## SHORT PROBLEM
Output every record word for word.

** BEGIN **

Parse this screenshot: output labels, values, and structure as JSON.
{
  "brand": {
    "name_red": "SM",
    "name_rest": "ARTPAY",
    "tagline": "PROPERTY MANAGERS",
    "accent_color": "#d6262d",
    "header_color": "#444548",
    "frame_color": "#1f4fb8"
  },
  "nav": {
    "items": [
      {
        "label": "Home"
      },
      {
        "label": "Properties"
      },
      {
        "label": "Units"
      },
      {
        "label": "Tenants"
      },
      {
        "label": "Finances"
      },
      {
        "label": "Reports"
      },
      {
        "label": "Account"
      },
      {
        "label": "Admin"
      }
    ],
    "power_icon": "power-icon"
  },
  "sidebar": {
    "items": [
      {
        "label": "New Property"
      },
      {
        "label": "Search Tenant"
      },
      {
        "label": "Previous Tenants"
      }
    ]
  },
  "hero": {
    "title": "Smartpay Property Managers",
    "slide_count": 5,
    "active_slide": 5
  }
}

** END **

## RESPONSE TO THIS TASK
Parse this screenshot: output labels, values, and structure as JSON.
{
  "brand": {
    "name_red": "SM",
    "name_rest": "ARTPAY",
    "tagline": "PROPERTY MANAGERS",
    "accent_color": "#d6262d",
    "header_color": "#444548",
    "frame_color": "#1f4fb8"
  },
  "nav": {
    "items": [
      {
        "label": "Home"
      },
      {
        "label": "Properties"
      },
      {
        "label": "Units"
      },
      {
        "label": "Tenants"
      },
      {
        "label": "Finances"
      },
      {
        "label": "Reports"
      },
      {
        "label": "Account"
      },
      {
        "label": "Admin"
      }
    ],
    "power_icon": "power-icon"
  },
  "sidebar": {
    "items": [
      {
        "label": "New Property"
      },
      {
        "label": "Search Tenant"
      },
      {
        "label": "Previous Tenants"
      }
    ]
  },
  "hero": {
    "title": "Smartpay Property Managers",
    "slide_count": 5,
    "active_slide": 5
  }
}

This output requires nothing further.